▸ Data for processing
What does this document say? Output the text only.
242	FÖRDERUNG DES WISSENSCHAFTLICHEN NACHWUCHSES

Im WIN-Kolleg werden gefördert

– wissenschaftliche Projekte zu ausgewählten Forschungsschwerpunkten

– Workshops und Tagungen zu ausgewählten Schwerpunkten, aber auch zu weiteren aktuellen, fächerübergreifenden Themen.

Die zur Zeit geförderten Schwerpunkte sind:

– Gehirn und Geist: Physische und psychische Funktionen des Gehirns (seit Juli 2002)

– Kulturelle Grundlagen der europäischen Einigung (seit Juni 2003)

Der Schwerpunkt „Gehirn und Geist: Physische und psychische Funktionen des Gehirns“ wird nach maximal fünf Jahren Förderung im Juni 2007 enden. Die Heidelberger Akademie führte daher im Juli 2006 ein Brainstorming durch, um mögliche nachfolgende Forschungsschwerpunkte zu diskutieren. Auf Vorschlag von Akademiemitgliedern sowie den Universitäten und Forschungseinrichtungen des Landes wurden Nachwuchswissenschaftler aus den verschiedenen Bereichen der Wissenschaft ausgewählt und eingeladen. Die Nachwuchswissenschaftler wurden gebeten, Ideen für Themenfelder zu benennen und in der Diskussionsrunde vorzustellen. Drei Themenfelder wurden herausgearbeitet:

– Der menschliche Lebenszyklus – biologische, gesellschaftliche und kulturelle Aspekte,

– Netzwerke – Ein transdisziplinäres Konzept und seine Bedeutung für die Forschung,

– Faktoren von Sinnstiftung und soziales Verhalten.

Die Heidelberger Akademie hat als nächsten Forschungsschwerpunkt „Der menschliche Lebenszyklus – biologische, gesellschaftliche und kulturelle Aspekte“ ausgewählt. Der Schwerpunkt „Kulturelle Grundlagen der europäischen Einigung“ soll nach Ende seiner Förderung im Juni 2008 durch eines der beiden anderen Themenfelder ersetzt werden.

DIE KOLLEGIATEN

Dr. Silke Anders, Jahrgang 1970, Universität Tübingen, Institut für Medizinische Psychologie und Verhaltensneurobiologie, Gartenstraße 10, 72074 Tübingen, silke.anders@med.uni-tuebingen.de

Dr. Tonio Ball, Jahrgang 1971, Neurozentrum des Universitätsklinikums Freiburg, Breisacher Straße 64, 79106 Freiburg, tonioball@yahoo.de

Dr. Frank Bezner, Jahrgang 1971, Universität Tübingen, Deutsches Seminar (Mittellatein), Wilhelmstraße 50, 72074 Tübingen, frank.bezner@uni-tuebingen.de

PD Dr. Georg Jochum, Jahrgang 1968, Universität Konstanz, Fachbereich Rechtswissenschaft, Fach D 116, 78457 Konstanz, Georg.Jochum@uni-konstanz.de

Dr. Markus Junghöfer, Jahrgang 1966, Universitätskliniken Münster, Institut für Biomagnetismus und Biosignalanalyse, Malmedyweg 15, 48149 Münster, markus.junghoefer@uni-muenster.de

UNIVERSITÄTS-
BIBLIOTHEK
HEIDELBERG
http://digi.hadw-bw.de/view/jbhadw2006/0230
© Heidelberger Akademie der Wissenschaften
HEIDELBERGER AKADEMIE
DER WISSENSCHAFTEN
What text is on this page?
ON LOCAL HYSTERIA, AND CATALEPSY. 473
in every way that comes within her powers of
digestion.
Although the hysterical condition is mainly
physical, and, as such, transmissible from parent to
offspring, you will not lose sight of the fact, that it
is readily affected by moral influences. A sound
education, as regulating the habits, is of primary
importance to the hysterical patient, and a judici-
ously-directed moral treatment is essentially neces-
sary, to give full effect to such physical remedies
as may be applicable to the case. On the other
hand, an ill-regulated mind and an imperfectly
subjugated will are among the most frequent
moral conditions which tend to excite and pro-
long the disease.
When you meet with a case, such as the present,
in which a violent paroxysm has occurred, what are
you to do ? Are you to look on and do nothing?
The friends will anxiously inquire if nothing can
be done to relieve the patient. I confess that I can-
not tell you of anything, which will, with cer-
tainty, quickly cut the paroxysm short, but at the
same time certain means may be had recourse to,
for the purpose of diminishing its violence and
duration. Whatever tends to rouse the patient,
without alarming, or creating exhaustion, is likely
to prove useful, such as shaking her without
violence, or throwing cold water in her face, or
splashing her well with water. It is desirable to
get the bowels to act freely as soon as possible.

▸ Written exercise
Repeat every line of the data, exactly and in full.

▸ The response
What does this document say? Output the text only.
242	FÖRDERUNG DES WISSENSCHAFTLICHEN NACHWUCHSES

Im WIN-Kolleg werden gefördert

– wissenschaftliche Projekte zu ausgewählten Forschungsschwerpunkten

– Workshops und Tagungen zu ausgewählten Schwerpunkten, aber auch zu weiteren aktuellen, fächerübergreifenden Themen.

Die zur Zeit geförderten Schwerpunkte sind:

– Gehirn und Geist: Physische und psychische Funktionen des Gehirns (seit Juli 2002)

– Kulturelle Grundlagen der europäischen Einigung (seit Juni 2003)

Der Schwerpunkt „Gehirn und Geist: Physische und psychische Funktionen des Gehirns“ wird nach maximal fünf Jahren Förderung im Juni 2007 enden. Die Heidelberger Akademie führte daher im Juli 2006 ein Brainstorming durch, um mögliche nachfolgende Forschungsschwerpunkte zu diskutieren. Auf Vorschlag von Akademiemitgliedern sowie den Universitäten und Forschungseinrichtungen des Landes wurden Nachwuchswissenschaftler aus den verschiedenen Bereichen der Wissenschaft ausgewählt und eingeladen. Die Nachwuchswissenschaftler wurden gebeten, Ideen für Themenfelder zu benennen und in der Diskussionsrunde vorzustellen. Drei Themenfelder wurden herausgearbeitet:

– Der menschliche Lebenszyklus – biologische, gesellschaftliche und kulturelle Aspekte,

– Netzwerke – Ein transdisziplinäres Konzept und seine Bedeutung für die Forschung,

– Faktoren von Sinnstiftung und soziales Verhalten.

Die Heidelberger Akademie hat als nächsten Forschungsschwerpunkt „Der menschliche Lebenszyklus – biologische, gesellschaftliche und kulturelle Aspekte“ ausgewählt. Der Schwerpunkt „Kulturelle Grundlagen der europäischen Einigung“ soll nach Ende seiner Förderung im Juni 2008 durch eines der beiden anderen Themenfelder ersetzt werden.

DIE KOLLEGIATEN

Dr. Silke Anders, Jahrgang 1970, Universität Tübingen, Institut für Medizinische Psychologie und Verhaltensneurobiologie, Gartenstraße 10, 72074 Tübingen, silke.anders@med.uni-tuebingen.de

Dr. Tonio Ball, Jahrgang 1971, Neurozentrum des Universitätsklinikums Freiburg, Breisacher Straße 64, 79106 Freiburg, tonioball@yahoo.de

Dr. Frank Bezner, Jahrgang 1971, Universität Tübingen, Deutsches Seminar (Mittellatein), Wilhelmstraße 50, 72074 Tübingen, frank.bezner@uni-tuebingen.de

PD Dr. Georg Jochum, Jahrgang 1968, Universität Konstanz, Fachbereich Rechtswissenschaft, Fach D 116, 78457 Konstanz, Georg.Jochum@uni-konstanz.de

Dr. Markus Junghöfer, Jahrgang 1966, Universitätskliniken Münster, Institut für Biomagnetismus und Biosignalanalyse, Malmedyweg 15, 48149 Münster, markus.junghoefer@uni-muenster.de

UNIVERSITÄTS-
BIBLIOTHEK
HEIDELBERG
http://digi.hadw-bw.de/view/jbhadw2006/0230
© Heidelberger Akademie der Wissenschaften
HEIDELBERGER AKADEMIE
DER WISSENSCHAFTEN
What text is on this page?
ON LOCAL HYSTERIA, AND CATALEPSY. 473
in every way that comes within her powers of
digestion.
Although the hysterical condition is mainly
physical, and, as such, transmissible from parent to
offspring, you will not lose sight of the fact, that it
is readily affected by moral influences. A sound
education, as regulating the habits, is of primary
importance to the hysterical patient, and a judici-
ously-directed moral treatment is essentially neces-
sary, to give full effect to such physical remedies
as may be applicable to the case. On the other
hand, an ill-regulated mind and an imperfectly
subjugated will are among the most frequent
moral conditions which tend to excite and pro-
long the disease.
When you meet with a case, such as the present,
in which a violent paroxysm has occurred, what are
you to do ? Are you to look on and do nothing?
The friends will anxiously inquire if nothing can
be done to relieve the patient. I confess that I can-
not tell you of anything, which will, with cer-
tainty, quickly cut the paroxysm short, but at the
same time certain means may be had recourse to,
for the purpose of diminishing its violence and
duration. Whatever tends to rouse the patient,
without alarming, or creating exhaustion, is likely
to prove useful, such as shaking her without
violence, or throwing cold water in her face, or
splashing her well with water. It is desirable to
get the bowels to act freely as soon as possible.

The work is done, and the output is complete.